TASK DIRECTIONS: Would you transcribe the whole listing exactly, minus its pictures?

RECORDS SHOWN:
────────────────

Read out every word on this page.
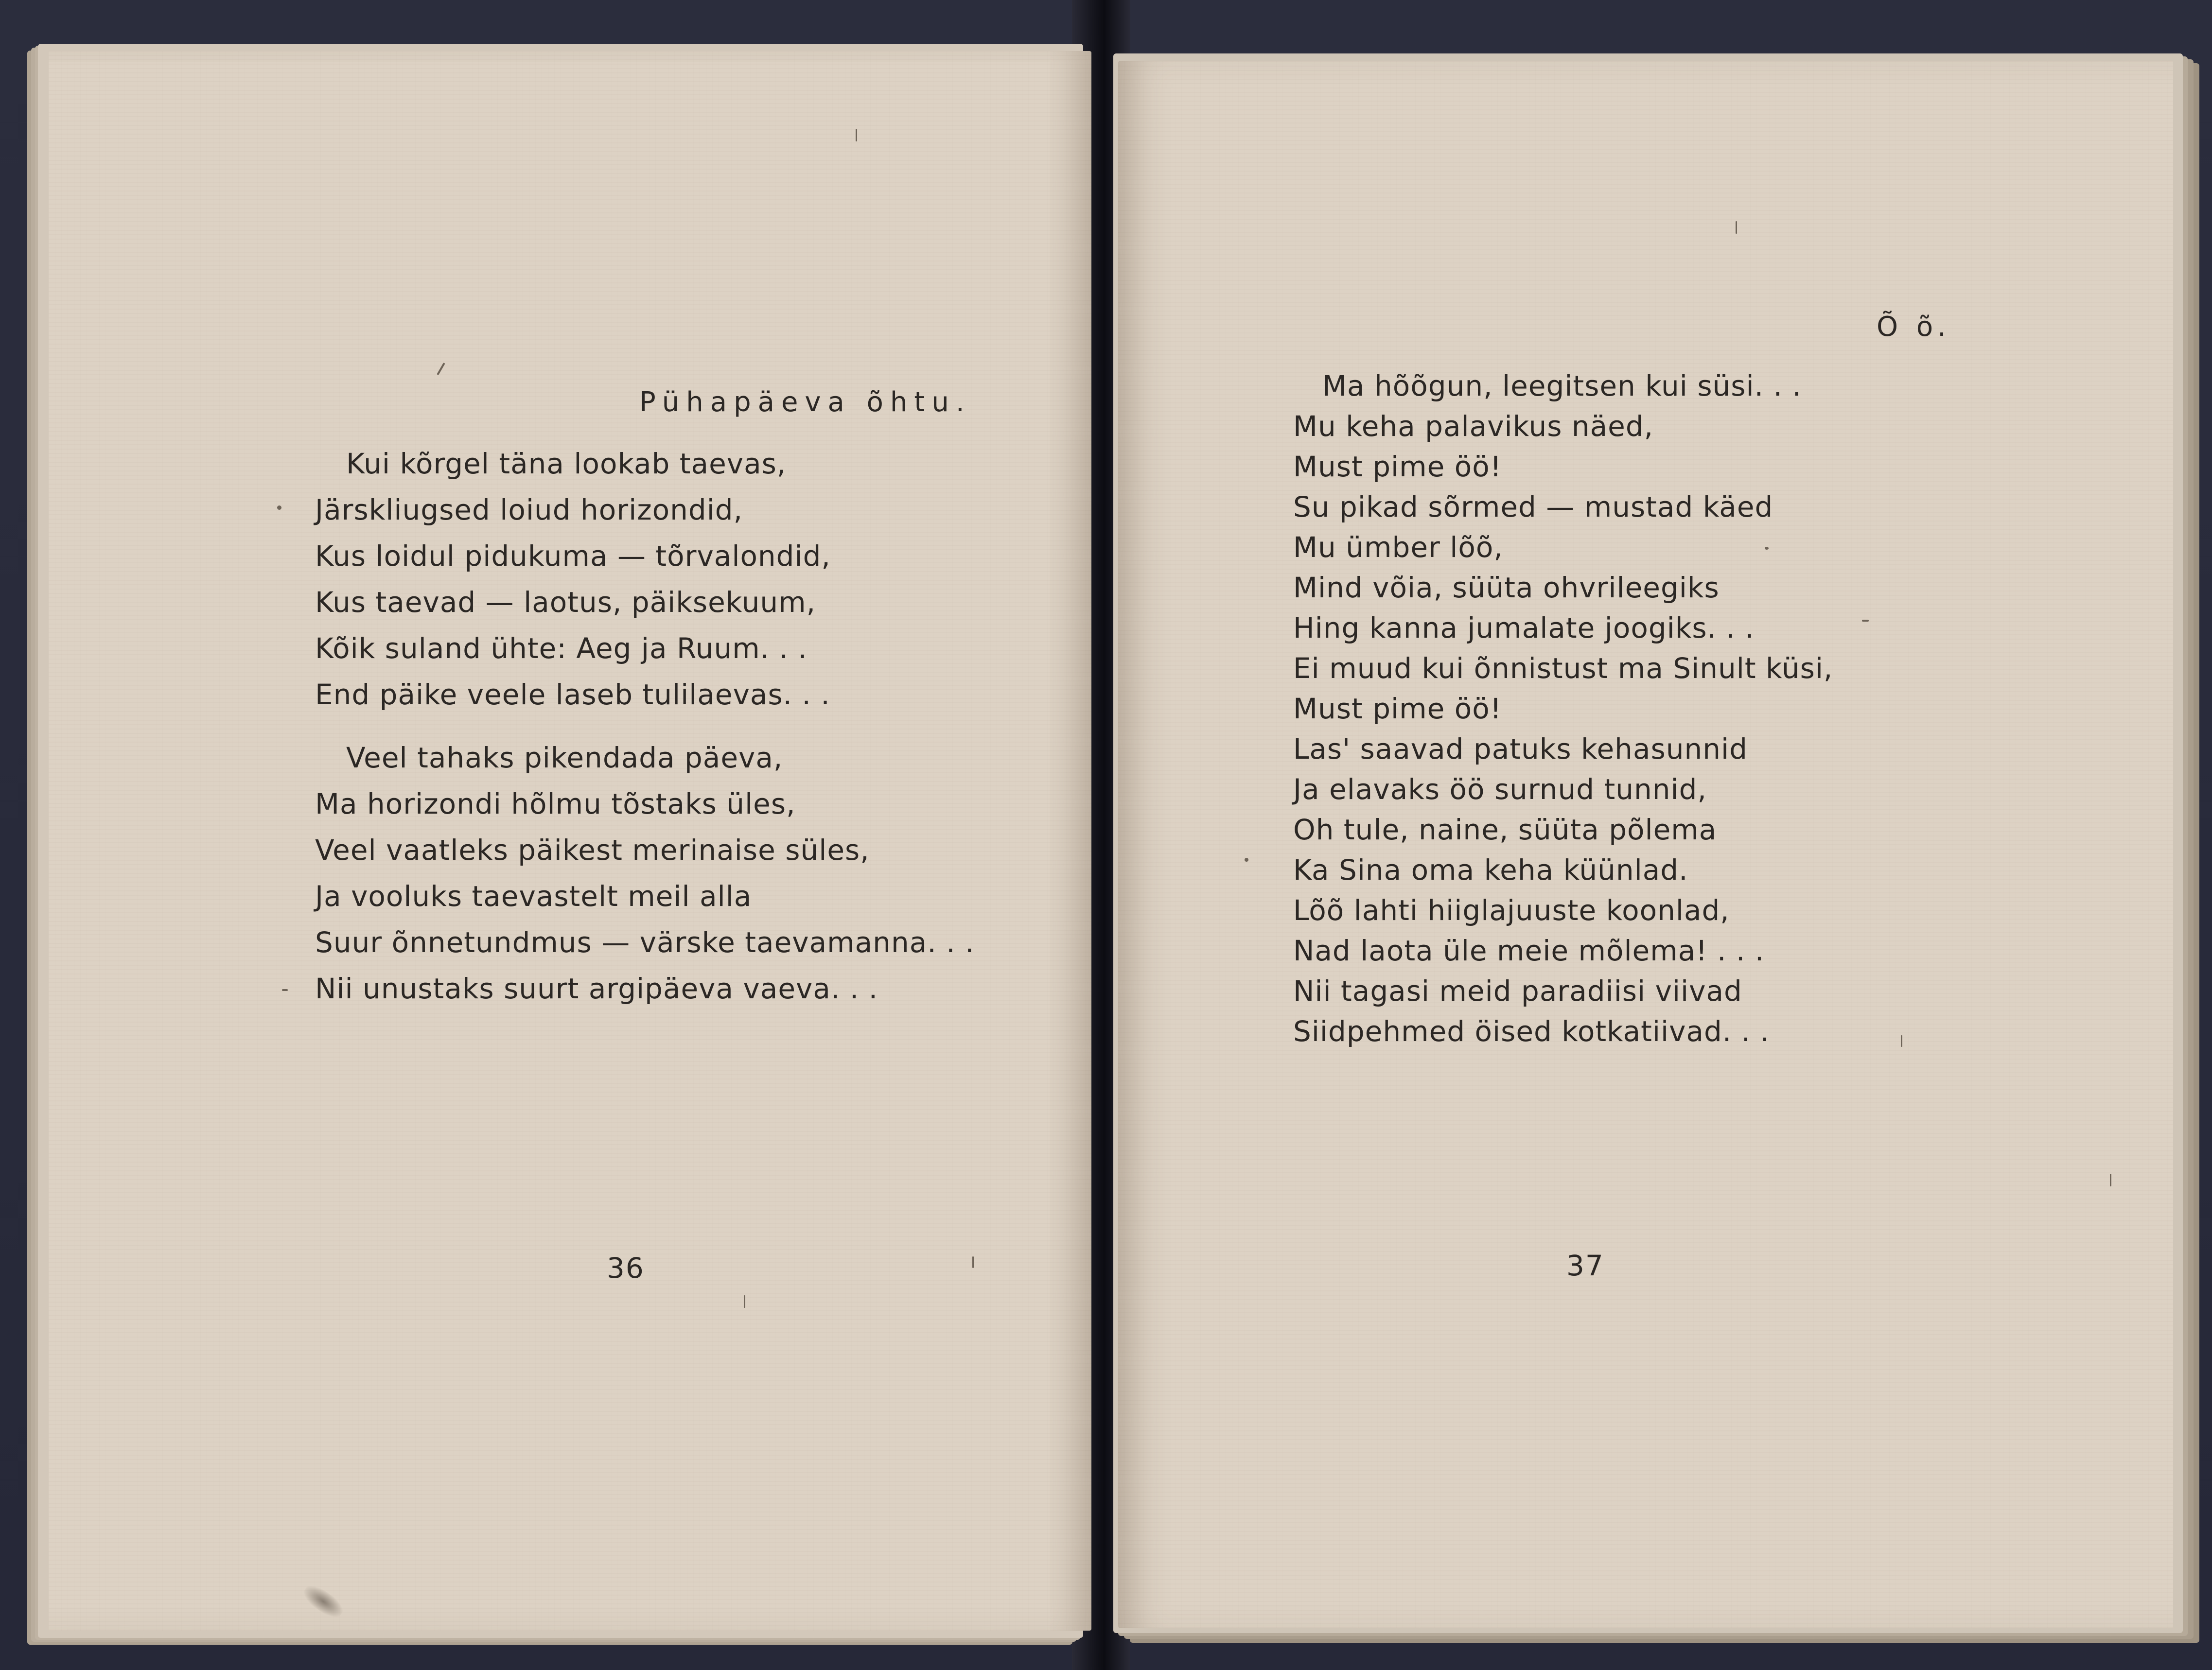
Pühapäeva õhtu.
Kui kõrgel täna lookab taevas,
Järskliugsed loiud horizondid,
Kus loidul pidukuma — tõrvalondid,
Kus taevad — laotus, päiksekuum,
Kõik suland ühte: Aeg ja Ruum. . .
End päike veele laseb tulilaevas. . .
Veel tahaks pikendada päeva,
Ma horizondi hõlmu tõstaks üles,
Veel vaatleks päikest merinaise süles,
Ja vooluks taevastelt meil alla
Suur õnnetundmus — värske taevamanna. . .
Nii unustaks suurt argipäeva vaeva. . .
36
Õ õ.
Ma hõõgun, leegitsen kui süsi. . .
Mu keha palavikus näed,
Must pime öö!
Su pikad sõrmed — mustad käed
Mu ümber lõõ,
Mind võia, süüta ohvrileegiks
Hing kanna jumalate joogiks. . .
Ei muud kui õnnistust ma Sinult küsi,
Must pime öö!
Las' saavad patuks kehasunnid
Ja elavaks öö surnud tunnid,
Oh tule, naine, süüta põlema
Ka Sina oma keha küünlad.
Lõõ lahti hiiglajuuste koonlad,
Nad laota üle meie mõlema! . . .
Nii tagasi meid paradiisi viivad
Siidpehmed öised kotkatiivad. . .
37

────────────────

TASK ANSWER:
Read out every word on this page.
Pühapäeva õhtu.
Kui kõrgel täna lookab taevas,
Järskliugsed loiud horizondid,
Kus loidul pidukuma — tõrvalondid,
Kus taevad — laotus, päiksekuum,
Kõik suland ühte: Aeg ja Ruum. . .
End päike veele laseb tulilaevas. . .
Veel tahaks pikendada päeva,
Ma horizondi hõlmu tõstaks üles,
Veel vaatleks päikest merinaise süles,
Ja vooluks taevastelt meil alla
Suur õnnetundmus — värske taevamanna. . .
Nii unustaks suurt argipäeva vaeva. . .
36
Õ õ.
Ma hõõgun, leegitsen kui süsi. . .
Mu keha palavikus näed,
Must pime öö!
Su pikad sõrmed — mustad käed
Mu ümber lõõ,
Mind võia, süüta ohvrileegiks
Hing kanna jumalate joogiks. . .
Ei muud kui õnnistust ma Sinult küsi,
Must pime öö!
Las' saavad patuks kehasunnid
Ja elavaks öö surnud tunnid,
Oh tule, naine, süüta põlema
Ka Sina oma keha küünlad.
Lõõ lahti hiiglajuuste koonlad,
Nad laota üle meie mõlema! . . .
Nii tagasi meid paradiisi viivad
Siidpehmed öised kotkatiivad. . .
37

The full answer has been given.